THE PROBLEM
Locate the lines where "color" occurs and copy them as they stand.

┄┄┄┄┄┄┄┄┄┄

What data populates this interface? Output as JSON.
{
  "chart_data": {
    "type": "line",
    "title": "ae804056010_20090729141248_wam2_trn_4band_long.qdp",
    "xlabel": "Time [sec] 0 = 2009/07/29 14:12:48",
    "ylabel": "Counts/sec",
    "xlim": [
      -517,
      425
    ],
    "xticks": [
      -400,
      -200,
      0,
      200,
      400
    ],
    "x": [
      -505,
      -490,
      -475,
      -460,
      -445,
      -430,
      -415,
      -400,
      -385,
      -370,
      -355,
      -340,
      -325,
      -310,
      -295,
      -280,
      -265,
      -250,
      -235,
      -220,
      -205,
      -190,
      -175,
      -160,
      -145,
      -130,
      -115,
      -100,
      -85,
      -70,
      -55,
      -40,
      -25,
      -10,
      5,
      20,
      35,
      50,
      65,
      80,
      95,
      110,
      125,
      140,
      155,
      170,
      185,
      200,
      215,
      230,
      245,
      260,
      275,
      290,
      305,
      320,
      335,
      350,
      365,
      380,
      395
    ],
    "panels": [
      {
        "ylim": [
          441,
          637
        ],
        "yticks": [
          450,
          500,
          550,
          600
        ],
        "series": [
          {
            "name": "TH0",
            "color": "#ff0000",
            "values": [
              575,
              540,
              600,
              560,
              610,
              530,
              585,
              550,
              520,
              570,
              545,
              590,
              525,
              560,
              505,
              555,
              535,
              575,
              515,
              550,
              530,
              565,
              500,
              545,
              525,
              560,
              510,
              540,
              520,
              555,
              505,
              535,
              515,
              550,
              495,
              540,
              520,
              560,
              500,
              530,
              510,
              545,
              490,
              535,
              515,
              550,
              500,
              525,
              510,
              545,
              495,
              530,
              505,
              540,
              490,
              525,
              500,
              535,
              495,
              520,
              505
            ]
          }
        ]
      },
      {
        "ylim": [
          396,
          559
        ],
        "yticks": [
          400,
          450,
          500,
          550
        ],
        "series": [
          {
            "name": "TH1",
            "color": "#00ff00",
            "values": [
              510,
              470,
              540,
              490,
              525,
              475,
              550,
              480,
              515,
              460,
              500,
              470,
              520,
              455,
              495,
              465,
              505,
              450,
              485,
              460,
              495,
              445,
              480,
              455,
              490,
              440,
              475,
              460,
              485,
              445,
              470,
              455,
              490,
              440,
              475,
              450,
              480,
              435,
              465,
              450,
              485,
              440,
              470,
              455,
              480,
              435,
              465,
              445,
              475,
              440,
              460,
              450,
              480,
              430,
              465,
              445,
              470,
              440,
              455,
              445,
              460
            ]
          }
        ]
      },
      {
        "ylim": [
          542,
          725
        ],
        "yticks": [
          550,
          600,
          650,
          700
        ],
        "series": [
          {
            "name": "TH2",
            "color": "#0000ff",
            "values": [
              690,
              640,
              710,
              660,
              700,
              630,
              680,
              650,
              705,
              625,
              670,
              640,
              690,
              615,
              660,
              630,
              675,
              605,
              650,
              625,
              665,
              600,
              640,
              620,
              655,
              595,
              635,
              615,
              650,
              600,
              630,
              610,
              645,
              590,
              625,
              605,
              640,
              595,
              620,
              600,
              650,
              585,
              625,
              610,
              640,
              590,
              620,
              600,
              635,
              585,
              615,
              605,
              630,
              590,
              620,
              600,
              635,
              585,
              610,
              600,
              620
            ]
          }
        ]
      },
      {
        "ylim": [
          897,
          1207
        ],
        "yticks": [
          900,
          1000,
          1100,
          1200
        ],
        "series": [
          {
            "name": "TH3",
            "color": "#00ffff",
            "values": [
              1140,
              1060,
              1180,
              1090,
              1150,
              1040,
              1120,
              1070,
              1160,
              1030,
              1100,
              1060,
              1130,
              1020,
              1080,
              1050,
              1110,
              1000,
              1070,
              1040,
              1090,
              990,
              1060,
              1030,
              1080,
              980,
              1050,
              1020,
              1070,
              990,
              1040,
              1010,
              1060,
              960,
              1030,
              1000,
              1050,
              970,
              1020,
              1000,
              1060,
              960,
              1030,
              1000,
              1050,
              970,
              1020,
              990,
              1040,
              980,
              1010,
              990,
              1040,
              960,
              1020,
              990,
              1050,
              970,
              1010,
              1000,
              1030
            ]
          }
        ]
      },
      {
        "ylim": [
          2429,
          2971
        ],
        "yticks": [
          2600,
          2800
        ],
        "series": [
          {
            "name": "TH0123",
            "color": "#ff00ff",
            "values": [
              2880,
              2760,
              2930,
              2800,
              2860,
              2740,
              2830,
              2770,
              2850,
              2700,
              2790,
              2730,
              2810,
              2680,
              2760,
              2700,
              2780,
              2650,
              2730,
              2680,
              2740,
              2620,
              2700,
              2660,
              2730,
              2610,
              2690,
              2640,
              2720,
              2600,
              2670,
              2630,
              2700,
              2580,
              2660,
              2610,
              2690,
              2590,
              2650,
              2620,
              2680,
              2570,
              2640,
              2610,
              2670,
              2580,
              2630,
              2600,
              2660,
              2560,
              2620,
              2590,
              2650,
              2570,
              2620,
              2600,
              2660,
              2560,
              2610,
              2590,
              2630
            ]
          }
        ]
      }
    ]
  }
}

┄┄┄┄┄┄┄┄┄┄

REPLY TO THE TASK
            "color": "#ff0000",
            "color": "#00ff00",
            "color": "#0000ff",
            "color": "#00ffff",
            "color": "#ff00ff",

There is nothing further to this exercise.